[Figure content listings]
## begin
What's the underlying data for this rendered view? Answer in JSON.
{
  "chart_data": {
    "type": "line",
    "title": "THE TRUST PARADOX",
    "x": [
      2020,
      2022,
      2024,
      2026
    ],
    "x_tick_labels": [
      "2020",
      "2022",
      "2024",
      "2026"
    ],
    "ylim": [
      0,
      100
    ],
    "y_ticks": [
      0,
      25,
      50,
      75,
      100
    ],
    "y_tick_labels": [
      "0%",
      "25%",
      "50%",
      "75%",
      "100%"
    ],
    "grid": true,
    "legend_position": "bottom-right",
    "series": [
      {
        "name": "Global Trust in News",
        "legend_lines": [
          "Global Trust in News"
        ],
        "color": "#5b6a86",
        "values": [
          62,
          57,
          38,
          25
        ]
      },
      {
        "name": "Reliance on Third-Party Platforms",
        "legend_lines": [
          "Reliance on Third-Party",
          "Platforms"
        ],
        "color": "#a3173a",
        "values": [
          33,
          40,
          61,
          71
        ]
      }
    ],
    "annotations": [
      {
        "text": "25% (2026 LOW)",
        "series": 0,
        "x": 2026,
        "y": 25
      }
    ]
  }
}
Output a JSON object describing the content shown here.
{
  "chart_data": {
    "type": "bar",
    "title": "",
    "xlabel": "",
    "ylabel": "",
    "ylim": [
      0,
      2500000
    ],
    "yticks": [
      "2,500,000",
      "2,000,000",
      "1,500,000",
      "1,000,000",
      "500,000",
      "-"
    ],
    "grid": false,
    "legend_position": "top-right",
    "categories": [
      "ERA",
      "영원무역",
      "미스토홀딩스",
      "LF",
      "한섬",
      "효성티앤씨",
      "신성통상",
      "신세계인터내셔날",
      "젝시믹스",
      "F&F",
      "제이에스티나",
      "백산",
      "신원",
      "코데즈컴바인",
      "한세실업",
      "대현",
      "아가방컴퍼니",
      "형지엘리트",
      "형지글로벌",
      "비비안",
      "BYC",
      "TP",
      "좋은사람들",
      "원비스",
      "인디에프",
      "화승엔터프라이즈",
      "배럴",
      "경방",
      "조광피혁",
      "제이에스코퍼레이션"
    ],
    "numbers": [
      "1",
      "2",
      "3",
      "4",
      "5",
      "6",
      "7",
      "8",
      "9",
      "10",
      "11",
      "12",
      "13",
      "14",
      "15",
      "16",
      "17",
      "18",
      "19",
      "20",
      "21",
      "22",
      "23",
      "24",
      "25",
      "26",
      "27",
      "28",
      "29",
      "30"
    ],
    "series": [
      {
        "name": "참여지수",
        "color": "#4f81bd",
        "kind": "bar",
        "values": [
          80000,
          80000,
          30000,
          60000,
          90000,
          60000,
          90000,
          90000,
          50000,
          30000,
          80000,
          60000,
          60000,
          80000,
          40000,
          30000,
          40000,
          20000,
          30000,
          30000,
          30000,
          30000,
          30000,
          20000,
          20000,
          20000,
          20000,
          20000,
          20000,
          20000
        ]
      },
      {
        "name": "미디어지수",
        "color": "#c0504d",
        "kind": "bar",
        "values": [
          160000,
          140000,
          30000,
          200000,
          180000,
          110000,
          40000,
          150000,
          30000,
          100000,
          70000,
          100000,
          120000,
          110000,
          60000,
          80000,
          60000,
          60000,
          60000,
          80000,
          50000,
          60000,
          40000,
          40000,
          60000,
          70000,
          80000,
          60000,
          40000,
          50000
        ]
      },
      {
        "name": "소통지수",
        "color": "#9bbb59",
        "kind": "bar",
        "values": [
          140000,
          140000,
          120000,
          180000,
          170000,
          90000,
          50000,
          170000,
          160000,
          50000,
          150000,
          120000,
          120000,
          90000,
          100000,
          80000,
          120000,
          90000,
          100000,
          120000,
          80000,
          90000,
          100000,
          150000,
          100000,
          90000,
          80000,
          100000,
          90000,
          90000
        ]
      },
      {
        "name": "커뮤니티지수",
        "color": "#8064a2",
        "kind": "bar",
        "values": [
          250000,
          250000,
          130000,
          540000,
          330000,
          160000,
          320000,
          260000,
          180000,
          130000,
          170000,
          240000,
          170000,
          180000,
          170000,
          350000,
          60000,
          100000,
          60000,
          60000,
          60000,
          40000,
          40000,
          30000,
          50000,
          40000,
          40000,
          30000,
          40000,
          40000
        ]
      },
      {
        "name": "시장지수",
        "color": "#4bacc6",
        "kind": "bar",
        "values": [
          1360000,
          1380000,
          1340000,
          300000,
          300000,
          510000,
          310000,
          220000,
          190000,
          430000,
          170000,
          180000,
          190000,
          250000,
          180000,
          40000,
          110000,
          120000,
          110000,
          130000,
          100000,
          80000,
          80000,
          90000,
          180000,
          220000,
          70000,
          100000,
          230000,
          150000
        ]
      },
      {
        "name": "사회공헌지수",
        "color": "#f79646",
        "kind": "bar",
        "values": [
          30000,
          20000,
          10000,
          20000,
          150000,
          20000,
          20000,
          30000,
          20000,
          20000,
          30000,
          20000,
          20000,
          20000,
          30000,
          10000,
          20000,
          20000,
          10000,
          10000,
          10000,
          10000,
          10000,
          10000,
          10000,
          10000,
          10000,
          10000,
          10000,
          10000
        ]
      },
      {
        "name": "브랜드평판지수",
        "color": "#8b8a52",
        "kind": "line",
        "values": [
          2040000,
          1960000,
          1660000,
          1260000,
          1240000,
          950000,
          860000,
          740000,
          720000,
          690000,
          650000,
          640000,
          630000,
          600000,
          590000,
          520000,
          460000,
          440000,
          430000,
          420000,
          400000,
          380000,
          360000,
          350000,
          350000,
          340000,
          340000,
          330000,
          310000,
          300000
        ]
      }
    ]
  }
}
## end
▶ _The task_: Write out each line of the data that holds the string "name".

▶ _Correct response_:
        "name": "Global Trust in News",
        "name": "Reliance on Third-Party Platforms",
        "name": "참여지수",
        "name": "미디어지수",
        "name": "소통지수",
        "name": "커뮤니티지수",
        "name": "시장지수",
        "name": "사회공헌지수",
        "name": "브랜드평판지수",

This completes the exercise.